*Exercise details*:
Locate each line with the string "name" in the listing below and copy it.

## begin Supplied records

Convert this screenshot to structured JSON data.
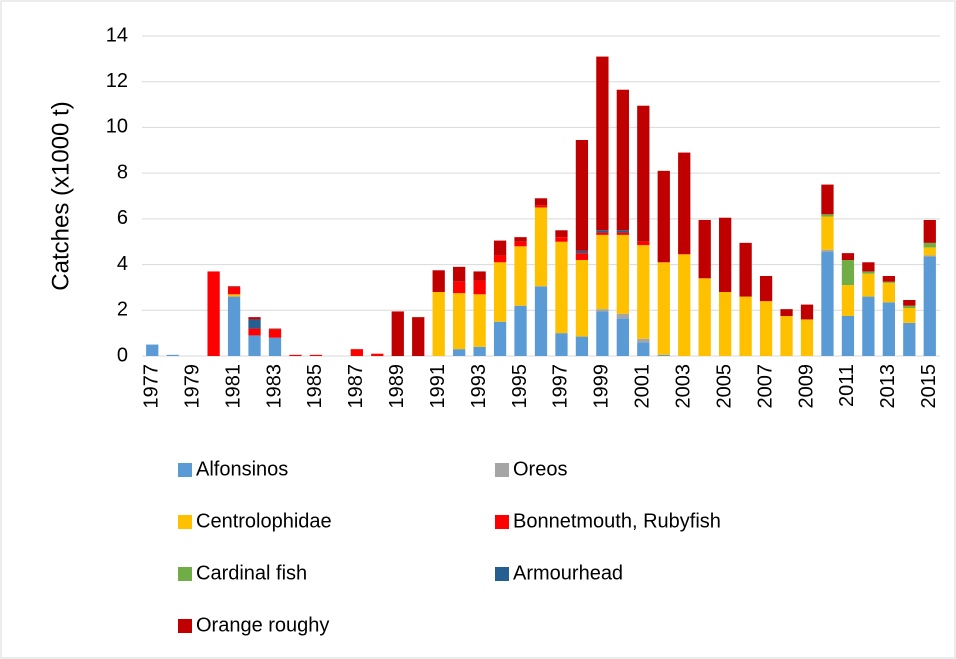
{
  "chart_data": {
    "type": "bar",
    "stacked": true,
    "ylabel": "Catches (x1000 t)",
    "categories": [
      "1977",
      null,
      "1979",
      null,
      "1981",
      null,
      "1983",
      null,
      "1985",
      null,
      "1987",
      null,
      "1989",
      null,
      "1991",
      null,
      "1993",
      null,
      "1995",
      null,
      "1997",
      null,
      "1999",
      null,
      "2001",
      null,
      "2003",
      null,
      "2005",
      null,
      "2007",
      null,
      "2009",
      null,
      "2011",
      null,
      "2013",
      null,
      "2015"
    ],
    "series": [
      {
        "name": "Alfonsinos",
        "color": "#5b9bd5",
        "values": [
          0.5,
          0.05,
          0,
          0,
          2.6,
          0.9,
          0.8,
          0,
          0,
          0,
          0,
          0,
          0,
          0,
          0,
          0.3,
          0.4,
          1.5,
          2.2,
          3.05,
          1.0,
          0.85,
          1.95,
          1.65,
          0.6,
          0.05,
          0,
          0,
          0,
          0,
          0,
          0,
          0,
          4.55,
          1.75,
          2.6,
          2.35,
          1.45,
          4.35
        ]
      },
      {
        "name": "Oreos",
        "color": "#a5a5a5",
        "values": [
          0,
          0,
          0,
          0,
          0,
          0,
          0,
          0,
          0,
          0,
          0,
          0,
          0,
          0,
          0,
          0,
          0,
          0,
          0,
          0,
          0,
          0,
          0.1,
          0.2,
          0.15,
          0,
          0,
          0,
          0,
          0,
          0,
          0,
          0,
          0.1,
          0,
          0,
          0,
          0,
          0.05
        ]
      },
      {
        "name": "Centrolophidae",
        "color": "#ffc000",
        "values": [
          0,
          0,
          0,
          0,
          0.1,
          0,
          0,
          0,
          0,
          0,
          0,
          0,
          0,
          0,
          2.8,
          2.45,
          2.3,
          2.6,
          2.6,
          3.45,
          4.0,
          3.35,
          3.25,
          3.45,
          4.1,
          4.05,
          4.45,
          3.4,
          2.8,
          2.6,
          2.4,
          1.75,
          1.6,
          1.45,
          1.35,
          1.0,
          0.85,
          0.65,
          0.35
        ]
      },
      {
        "name": "Bonnetmouth, Rubyfish",
        "color": "#ff0000",
        "values": [
          0,
          0,
          0,
          3.7,
          0.3,
          0.3,
          0.35,
          0.05,
          0.05,
          0,
          0.3,
          0.1,
          0,
          0,
          0,
          0.5,
          0.6,
          0.3,
          0.2,
          0.1,
          0.2,
          0.3,
          0.1,
          0.1,
          0.15,
          0,
          0,
          0,
          0,
          0,
          0,
          0,
          0,
          0,
          0,
          0,
          0,
          0,
          0
        ]
      },
      {
        "name": "Cardinal fish",
        "color": "#70ad47",
        "values": [
          0,
          0,
          0,
          0,
          0,
          0,
          0,
          0,
          0,
          0,
          0,
          0,
          0,
          0,
          0,
          0,
          0,
          0,
          0,
          0,
          0,
          0,
          0,
          0,
          0,
          0,
          0,
          0,
          0,
          0,
          0,
          0,
          0,
          0.1,
          1.1,
          0.1,
          0.05,
          0.1,
          0.2
        ]
      },
      {
        "name": "Armourhead",
        "color": "#255e91",
        "values": [
          0,
          0,
          0,
          0,
          0,
          0.4,
          0,
          0,
          0,
          0,
          0,
          0,
          0,
          0,
          0,
          0,
          0,
          0,
          0,
          0,
          0,
          0.1,
          0.1,
          0.1,
          0,
          0,
          0,
          0,
          0,
          0,
          0,
          0,
          0,
          0,
          0,
          0,
          0,
          0,
          0
        ]
      },
      {
        "name": "Orange roughy",
        "color": "#c00000",
        "values": [
          0,
          0,
          0,
          0,
          0.05,
          0.1,
          0.05,
          0,
          0,
          0,
          0,
          0,
          1.95,
          1.7,
          0.95,
          0.65,
          0.4,
          0.65,
          0.2,
          0.3,
          0.3,
          4.85,
          7.6,
          6.15,
          5.95,
          4.0,
          4.45,
          2.55,
          3.25,
          2.35,
          1.1,
          0.3,
          0.65,
          1.3,
          0.3,
          0.4,
          0.25,
          0.25,
          1.0
        ]
      }
    ],
    "ylim": [
      0,
      14
    ],
    "yticks": [
      0,
      2,
      4,
      6,
      8,
      10,
      12,
      14
    ],
    "grid": true,
    "legend": "bottom"
  }
}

## end Supplied records

*Solved exercise*:
        "name": "Alfonsinos",
        "name": "Oreos",
        "name": "Centrolophidae",
        "name": "Bonnetmouth, Rubyfish",
        "name": "Cardinal fish",
        "name": "Armourhead",
        "name": "Orange roughy",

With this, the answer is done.